(WHAT THE EXERCISE ASKS): Reproduce the records below in their entirety, character for character.

(GIVEN DATA):
+ + + +

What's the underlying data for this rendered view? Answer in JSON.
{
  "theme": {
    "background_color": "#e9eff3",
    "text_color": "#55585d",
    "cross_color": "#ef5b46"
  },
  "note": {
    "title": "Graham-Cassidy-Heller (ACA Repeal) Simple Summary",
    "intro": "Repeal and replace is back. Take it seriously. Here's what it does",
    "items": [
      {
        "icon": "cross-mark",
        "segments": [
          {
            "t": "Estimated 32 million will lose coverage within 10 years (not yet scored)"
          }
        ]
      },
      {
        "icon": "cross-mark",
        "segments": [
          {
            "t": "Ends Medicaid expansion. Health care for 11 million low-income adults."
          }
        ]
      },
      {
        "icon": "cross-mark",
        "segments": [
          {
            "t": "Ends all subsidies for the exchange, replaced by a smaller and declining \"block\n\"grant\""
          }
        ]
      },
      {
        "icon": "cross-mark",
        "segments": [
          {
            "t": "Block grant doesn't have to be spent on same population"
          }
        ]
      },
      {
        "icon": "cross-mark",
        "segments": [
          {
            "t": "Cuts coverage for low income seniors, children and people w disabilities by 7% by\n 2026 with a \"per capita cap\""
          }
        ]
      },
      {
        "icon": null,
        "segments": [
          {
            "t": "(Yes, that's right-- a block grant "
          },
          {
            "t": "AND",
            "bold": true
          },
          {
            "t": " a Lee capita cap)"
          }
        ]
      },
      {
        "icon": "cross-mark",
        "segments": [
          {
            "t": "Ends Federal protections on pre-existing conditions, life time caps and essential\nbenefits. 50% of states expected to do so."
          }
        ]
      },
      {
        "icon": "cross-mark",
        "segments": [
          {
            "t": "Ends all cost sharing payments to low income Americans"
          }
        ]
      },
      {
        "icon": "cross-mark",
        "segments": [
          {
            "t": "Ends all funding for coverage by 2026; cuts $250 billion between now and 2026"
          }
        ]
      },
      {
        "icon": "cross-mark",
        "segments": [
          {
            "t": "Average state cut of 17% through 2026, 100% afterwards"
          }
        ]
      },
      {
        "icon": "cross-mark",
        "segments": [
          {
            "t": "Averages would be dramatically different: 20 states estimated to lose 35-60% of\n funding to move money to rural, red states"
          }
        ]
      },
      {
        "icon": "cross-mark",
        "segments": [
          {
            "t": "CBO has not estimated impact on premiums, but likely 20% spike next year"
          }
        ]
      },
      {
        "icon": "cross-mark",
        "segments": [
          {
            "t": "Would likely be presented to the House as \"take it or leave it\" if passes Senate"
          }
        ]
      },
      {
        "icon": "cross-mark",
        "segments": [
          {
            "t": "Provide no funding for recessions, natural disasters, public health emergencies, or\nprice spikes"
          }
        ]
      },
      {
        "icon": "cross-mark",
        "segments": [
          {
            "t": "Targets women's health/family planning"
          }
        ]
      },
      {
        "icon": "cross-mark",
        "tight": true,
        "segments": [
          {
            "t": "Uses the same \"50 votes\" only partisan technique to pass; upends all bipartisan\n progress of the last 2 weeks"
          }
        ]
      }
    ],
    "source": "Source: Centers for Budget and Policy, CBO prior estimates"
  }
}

+ + + +

(COMPLETED EXERCISE):
What's the underlying data for this rendered view? Answer in JSON.
{
  "theme": {
    "background_color": "#e9eff3",
    "text_color": "#55585d",
    "cross_color": "#ef5b46"
  },
  "note": {
    "title": "Graham-Cassidy-Heller (ACA Repeal) Simple Summary",
    "intro": "Repeal and replace is back. Take it seriously. Here's what it does",
    "items": [
      {
        "icon": "cross-mark",
        "segments": [
          {
            "t": "Estimated 32 million will lose coverage within 10 years (not yet scored)"
          }
        ]
      },
      {
        "icon": "cross-mark",
        "segments": [
          {
            "t": "Ends Medicaid expansion. Health care for 11 million low-income adults."
          }
        ]
      },
      {
        "icon": "cross-mark",
        "segments": [
          {
            "t": "Ends all subsidies for the exchange, replaced by a smaller and declining \"block\n\"grant\""
          }
        ]
      },
      {
        "icon": "cross-mark",
        "segments": [
          {
            "t": "Block grant doesn't have to be spent on same population"
          }
        ]
      },
      {
        "icon": "cross-mark",
        "segments": [
          {
            "t": "Cuts coverage for low income seniors, children and people w disabilities by 7% by\n 2026 with a \"per capita cap\""
          }
        ]
      },
      {
        "icon": null,
        "segments": [
          {
            "t": "(Yes, that's right-- a block grant "
          },
          {
            "t": "AND",
            "bold": true
          },
          {
            "t": " a Lee capita cap)"
          }
        ]
      },
      {
        "icon": "cross-mark",
        "segments": [
          {
            "t": "Ends Federal protections on pre-existing conditions, life time caps and essential\nbenefits. 50% of states expected to do so."
          }
        ]
      },
      {
        "icon": "cross-mark",
        "segments": [
          {
            "t": "Ends all cost sharing payments to low income Americans"
          }
        ]
      },
      {
        "icon": "cross-mark",
        "segments": [
          {
            "t": "Ends all funding for coverage by 2026; cuts $250 billion between now and 2026"
          }
        ]
      },
      {
        "icon": "cross-mark",
        "segments": [
          {
            "t": "Average state cut of 17% through 2026, 100% afterwards"
          }
        ]
      },
      {
        "icon": "cross-mark",
        "segments": [
          {
            "t": "Averages would be dramatically different: 20 states estimated to lose 35-60% of\n funding to move money to rural, red states"
          }
        ]
      },
      {
        "icon": "cross-mark",
        "segments": [
          {
            "t": "CBO has not estimated impact on premiums, but likely 20% spike next year"
          }
        ]
      },
      {
        "icon": "cross-mark",
        "segments": [
          {
            "t": "Would likely be presented to the House as \"take it or leave it\" if passes Senate"
          }
        ]
      },
      {
        "icon": "cross-mark",
        "segments": [
          {
            "t": "Provide no funding for recessions, natural disasters, public health emergencies, or\nprice spikes"
          }
        ]
      },
      {
        "icon": "cross-mark",
        "segments": [
          {
            "t": "Targets women's health/family planning"
          }
        ]
      },
      {
        "icon": "cross-mark",
        "tight": true,
        "segments": [
          {
            "t": "Uses the same \"50 votes\" only partisan technique to pass; upends all bipartisan\n progress of the last 2 weeks"
          }
        ]
      }
    ],
    "source": "Source: Centers for Budget and Policy, CBO prior estimates"
  }
}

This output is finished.